= WHAT THE TASK ASKS =
Each line below should be reproduced without any alteration.

Data records
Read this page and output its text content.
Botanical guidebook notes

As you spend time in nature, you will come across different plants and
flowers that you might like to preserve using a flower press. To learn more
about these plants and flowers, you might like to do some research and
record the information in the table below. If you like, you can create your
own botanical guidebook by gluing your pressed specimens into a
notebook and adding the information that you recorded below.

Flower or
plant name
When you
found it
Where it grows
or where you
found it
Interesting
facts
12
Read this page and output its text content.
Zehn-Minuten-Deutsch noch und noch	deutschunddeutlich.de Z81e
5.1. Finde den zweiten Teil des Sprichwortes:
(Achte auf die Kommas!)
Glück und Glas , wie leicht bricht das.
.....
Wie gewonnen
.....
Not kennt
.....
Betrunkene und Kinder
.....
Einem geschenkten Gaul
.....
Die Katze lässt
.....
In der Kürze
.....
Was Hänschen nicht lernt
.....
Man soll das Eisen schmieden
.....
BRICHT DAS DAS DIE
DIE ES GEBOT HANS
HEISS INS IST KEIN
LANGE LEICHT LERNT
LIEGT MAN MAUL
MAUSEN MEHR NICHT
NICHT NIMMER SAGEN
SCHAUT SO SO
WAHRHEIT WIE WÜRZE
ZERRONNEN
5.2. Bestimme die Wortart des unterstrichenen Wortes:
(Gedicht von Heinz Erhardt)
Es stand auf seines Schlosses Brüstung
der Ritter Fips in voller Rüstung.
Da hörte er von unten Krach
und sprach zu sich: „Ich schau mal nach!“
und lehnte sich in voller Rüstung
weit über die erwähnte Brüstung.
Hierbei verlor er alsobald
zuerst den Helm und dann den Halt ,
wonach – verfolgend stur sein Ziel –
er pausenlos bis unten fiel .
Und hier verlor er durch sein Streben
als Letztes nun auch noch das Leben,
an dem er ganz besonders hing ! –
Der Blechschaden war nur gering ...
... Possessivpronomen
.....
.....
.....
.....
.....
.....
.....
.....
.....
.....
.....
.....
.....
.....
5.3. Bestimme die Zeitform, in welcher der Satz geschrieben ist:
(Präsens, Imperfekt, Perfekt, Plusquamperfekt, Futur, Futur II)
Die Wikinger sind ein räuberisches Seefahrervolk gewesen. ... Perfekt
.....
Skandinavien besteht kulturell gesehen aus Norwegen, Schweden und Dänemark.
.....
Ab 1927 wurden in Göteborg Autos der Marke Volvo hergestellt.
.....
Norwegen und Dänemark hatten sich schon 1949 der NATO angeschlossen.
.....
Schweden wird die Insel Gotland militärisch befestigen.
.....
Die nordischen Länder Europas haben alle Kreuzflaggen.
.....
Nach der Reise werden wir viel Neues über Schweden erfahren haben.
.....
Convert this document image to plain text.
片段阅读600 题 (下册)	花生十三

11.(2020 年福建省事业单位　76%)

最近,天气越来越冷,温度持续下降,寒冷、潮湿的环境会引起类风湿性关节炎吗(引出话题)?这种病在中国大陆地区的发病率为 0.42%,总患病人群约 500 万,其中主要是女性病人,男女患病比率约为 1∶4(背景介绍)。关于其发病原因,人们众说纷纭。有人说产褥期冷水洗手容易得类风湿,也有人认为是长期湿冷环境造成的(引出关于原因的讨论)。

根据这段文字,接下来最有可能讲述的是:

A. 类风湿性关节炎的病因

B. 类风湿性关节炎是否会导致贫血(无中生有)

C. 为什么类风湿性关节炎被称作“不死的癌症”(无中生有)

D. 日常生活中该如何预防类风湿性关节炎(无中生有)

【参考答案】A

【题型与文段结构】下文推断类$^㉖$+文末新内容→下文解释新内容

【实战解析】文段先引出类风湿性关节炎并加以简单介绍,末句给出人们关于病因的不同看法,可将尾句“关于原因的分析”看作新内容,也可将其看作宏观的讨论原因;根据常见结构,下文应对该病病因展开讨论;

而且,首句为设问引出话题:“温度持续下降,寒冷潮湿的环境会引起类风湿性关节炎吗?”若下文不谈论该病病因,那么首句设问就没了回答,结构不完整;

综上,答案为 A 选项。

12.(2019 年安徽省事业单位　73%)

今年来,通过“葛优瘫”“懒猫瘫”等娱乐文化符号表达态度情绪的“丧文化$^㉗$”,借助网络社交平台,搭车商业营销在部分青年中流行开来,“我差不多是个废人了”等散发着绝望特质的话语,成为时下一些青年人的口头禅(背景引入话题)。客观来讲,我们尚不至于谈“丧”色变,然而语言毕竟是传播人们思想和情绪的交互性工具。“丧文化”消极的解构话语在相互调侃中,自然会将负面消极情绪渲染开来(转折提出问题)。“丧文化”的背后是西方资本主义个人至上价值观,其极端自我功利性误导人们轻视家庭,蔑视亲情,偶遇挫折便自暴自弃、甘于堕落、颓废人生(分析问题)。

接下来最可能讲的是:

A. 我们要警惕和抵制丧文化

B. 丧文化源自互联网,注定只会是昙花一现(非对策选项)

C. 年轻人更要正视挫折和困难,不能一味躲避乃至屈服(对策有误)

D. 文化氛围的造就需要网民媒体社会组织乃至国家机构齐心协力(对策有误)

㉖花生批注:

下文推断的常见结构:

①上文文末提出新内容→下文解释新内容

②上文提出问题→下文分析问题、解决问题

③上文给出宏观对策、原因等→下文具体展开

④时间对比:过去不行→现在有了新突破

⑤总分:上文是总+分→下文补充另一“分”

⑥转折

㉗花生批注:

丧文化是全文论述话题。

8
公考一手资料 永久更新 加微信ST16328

= RESULT =
Read this page and output its text content.
Botanical guidebook notes

As you spend time in nature, you will come across different plants and
flowers that you might like to preserve using a flower press. To learn more
about these plants and flowers, you might like to do some research and
record the information in the table below. If you like, you can create your
own botanical guidebook by gluing your pressed specimens into a
notebook and adding the information that you recorded below.

Flower or
plant name
When you
found it
Where it grows
or where you
found it
Interesting
facts
12
Read this page and output its text content.
Zehn-Minuten-Deutsch noch und noch	deutschunddeutlich.de Z81e
5.1. Finde den zweiten Teil des Sprichwortes:
(Achte auf die Kommas!)
Glück und Glas , wie leicht bricht das.
.....
Wie gewonnen
.....
Not kennt
.....
Betrunkene und Kinder
.....
Einem geschenkten Gaul
.....
Die Katze lässt
.....
In der Kürze
.....
Was Hänschen nicht lernt
.....
Man soll das Eisen schmieden
.....
BRICHT DAS DAS DIE
DIE ES GEBOT HANS
HEISS INS IST KEIN
LANGE LEICHT LERNT
LIEGT MAN MAUL
MAUSEN MEHR NICHT
NICHT NIMMER SAGEN
SCHAUT SO SO
WAHRHEIT WIE WÜRZE
ZERRONNEN
5.2. Bestimme die Wortart des unterstrichenen Wortes:
(Gedicht von Heinz Erhardt)
Es stand auf seines Schlosses Brüstung
der Ritter Fips in voller Rüstung.
Da hörte er von unten Krach
und sprach zu sich: „Ich schau mal nach!“
und lehnte sich in voller Rüstung
weit über die erwähnte Brüstung.
Hierbei verlor er alsobald
zuerst den Helm und dann den Halt ,
wonach – verfolgend stur sein Ziel –
er pausenlos bis unten fiel .
Und hier verlor er durch sein Streben
als Letztes nun auch noch das Leben,
an dem er ganz besonders hing ! –
Der Blechschaden war nur gering ...
... Possessivpronomen
.....
.....
.....
.....
.....
.....
.....
.....
.....
.....
.....
.....
.....
.....
5.3. Bestimme die Zeitform, in welcher der Satz geschrieben ist:
(Präsens, Imperfekt, Perfekt, Plusquamperfekt, Futur, Futur II)
Die Wikinger sind ein räuberisches Seefahrervolk gewesen. ... Perfekt
.....
Skandinavien besteht kulturell gesehen aus Norwegen, Schweden und Dänemark.
.....
Ab 1927 wurden in Göteborg Autos der Marke Volvo hergestellt.
.....
Norwegen und Dänemark hatten sich schon 1949 der NATO angeschlossen.
.....
Schweden wird die Insel Gotland militärisch befestigen.
.....
Die nordischen Länder Europas haben alle Kreuzflaggen.
.....
Nach der Reise werden wir viel Neues über Schweden erfahren haben.
.....
Convert this document image to plain text.
片段阅读600 题 (下册)	花生十三

11.(2020 年福建省事业单位　76%)

最近,天气越来越冷,温度持续下降,寒冷、潮湿的环境会引起类风湿性关节炎吗(引出话题)?这种病在中国大陆地区的发病率为 0.42%,总患病人群约 500 万,其中主要是女性病人,男女患病比率约为 1∶4(背景介绍)。关于其发病原因,人们众说纷纭。有人说产褥期冷水洗手容易得类风湿,也有人认为是长期湿冷环境造成的(引出关于原因的讨论)。

根据这段文字,接下来最有可能讲述的是:

A. 类风湿性关节炎的病因

B. 类风湿性关节炎是否会导致贫血(无中生有)

C. 为什么类风湿性关节炎被称作“不死的癌症”(无中生有)

D. 日常生活中该如何预防类风湿性关节炎(无中生有)

【参考答案】A

【题型与文段结构】下文推断类$^㉖$+文末新内容→下文解释新内容

【实战解析】文段先引出类风湿性关节炎并加以简单介绍,末句给出人们关于病因的不同看法,可将尾句“关于原因的分析”看作新内容,也可将其看作宏观的讨论原因;根据常见结构,下文应对该病病因展开讨论;

而且,首句为设问引出话题:“温度持续下降,寒冷潮湿的环境会引起类风湿性关节炎吗?”若下文不谈论该病病因,那么首句设问就没了回答,结构不完整;

综上,答案为 A 选项。

12.(2019 年安徽省事业单位　73%)

今年来,通过“葛优瘫”“懒猫瘫”等娱乐文化符号表达态度情绪的“丧文化$^㉗$”,借助网络社交平台,搭车商业营销在部分青年中流行开来,“我差不多是个废人了”等散发着绝望特质的话语,成为时下一些青年人的口头禅(背景引入话题)。客观来讲,我们尚不至于谈“丧”色变,然而语言毕竟是传播人们思想和情绪的交互性工具。“丧文化”消极的解构话语在相互调侃中,自然会将负面消极情绪渲染开来(转折提出问题)。“丧文化”的背后是西方资本主义个人至上价值观,其极端自我功利性误导人们轻视家庭,蔑视亲情,偶遇挫折便自暴自弃、甘于堕落、颓废人生(分析问题)。

接下来最可能讲的是:

A. 我们要警惕和抵制丧文化

B. 丧文化源自互联网,注定只会是昙花一现(非对策选项)

C. 年轻人更要正视挫折和困难,不能一味躲避乃至屈服(对策有误)

D. 文化氛围的造就需要网民媒体社会组织乃至国家机构齐心协力(对策有误)

㉖花生批注:

下文推断的常见结构:

①上文文末提出新内容→下文解释新内容

②上文提出问题→下文分析问题、解决问题

③上文给出宏观对策、原因等→下文具体展开

④时间对比:过去不行→现在有了新突破

⑤总分:上文是总+分→下文补充另一“分”

⑥转折

㉗花生批注:

丧文化是全文论述话题。

8
公考一手资料 永久更新 加微信ST16328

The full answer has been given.